--- Exercise aim ---
The records below must be duplicated exactly, character for character.

Raw records

╭──

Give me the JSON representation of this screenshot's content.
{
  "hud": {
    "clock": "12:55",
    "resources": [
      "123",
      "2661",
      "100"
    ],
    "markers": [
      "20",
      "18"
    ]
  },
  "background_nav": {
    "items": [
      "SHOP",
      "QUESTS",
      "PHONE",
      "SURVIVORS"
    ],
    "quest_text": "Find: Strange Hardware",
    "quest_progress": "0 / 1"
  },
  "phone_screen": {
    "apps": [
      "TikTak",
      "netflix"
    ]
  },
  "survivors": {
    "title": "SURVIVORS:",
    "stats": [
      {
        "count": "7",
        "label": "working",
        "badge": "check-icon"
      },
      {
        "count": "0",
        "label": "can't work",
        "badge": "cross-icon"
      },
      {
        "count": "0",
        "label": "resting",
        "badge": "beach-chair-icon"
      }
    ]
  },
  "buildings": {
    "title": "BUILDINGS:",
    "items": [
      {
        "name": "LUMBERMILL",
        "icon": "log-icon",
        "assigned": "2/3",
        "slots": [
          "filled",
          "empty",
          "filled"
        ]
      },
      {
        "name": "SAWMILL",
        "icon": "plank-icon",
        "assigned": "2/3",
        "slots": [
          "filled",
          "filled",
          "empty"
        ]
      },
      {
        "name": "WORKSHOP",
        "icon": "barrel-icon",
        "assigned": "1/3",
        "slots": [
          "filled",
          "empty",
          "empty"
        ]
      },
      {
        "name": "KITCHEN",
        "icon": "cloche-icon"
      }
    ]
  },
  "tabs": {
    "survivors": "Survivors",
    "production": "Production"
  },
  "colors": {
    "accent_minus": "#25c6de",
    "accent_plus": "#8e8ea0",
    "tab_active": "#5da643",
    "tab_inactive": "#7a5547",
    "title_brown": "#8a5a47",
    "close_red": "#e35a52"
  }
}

╰──

--- Exercise answer ---
Give me the JSON representation of this screenshot's content.
{
  "hud": {
    "clock": "12:55",
    "resources": [
      "123",
      "2661",
      "100"
    ],
    "markers": [
      "20",
      "18"
    ]
  },
  "background_nav": {
    "items": [
      "SHOP",
      "QUESTS",
      "PHONE",
      "SURVIVORS"
    ],
    "quest_text": "Find: Strange Hardware",
    "quest_progress": "0 / 1"
  },
  "phone_screen": {
    "apps": [
      "TikTak",
      "netflix"
    ]
  },
  "survivors": {
    "title": "SURVIVORS:",
    "stats": [
      {
        "count": "7",
        "label": "working",
        "badge": "check-icon"
      },
      {
        "count": "0",
        "label": "can't work",
        "badge": "cross-icon"
      },
      {
        "count": "0",
        "label": "resting",
        "badge": "beach-chair-icon"
      }
    ]
  },
  "buildings": {
    "title": "BUILDINGS:",
    "items": [
      {
        "name": "LUMBERMILL",
        "icon": "log-icon",
        "assigned": "2/3",
        "slots": [
          "filled",
          "empty",
          "filled"
        ]
      },
      {
        "name": "SAWMILL",
        "icon": "plank-icon",
        "assigned": "2/3",
        "slots": [
          "filled",
          "filled",
          "empty"
        ]
      },
      {
        "name": "WORKSHOP",
        "icon": "barrel-icon",
        "assigned": "1/3",
        "slots": [
          "filled",
          "empty",
          "empty"
        ]
      },
      {
        "name": "KITCHEN",
        "icon": "cloche-icon"
      }
    ]
  },
  "tabs": {
    "survivors": "Survivors",
    "production": "Production"
  },
  "colors": {
    "accent_minus": "#25c6de",
    "accent_plus": "#8e8ea0",
    "tab_active": "#5da643",
    "tab_inactive": "#7a5547",
    "title_brown": "#8a5a47",
    "close_red": "#e35a52"
  }
}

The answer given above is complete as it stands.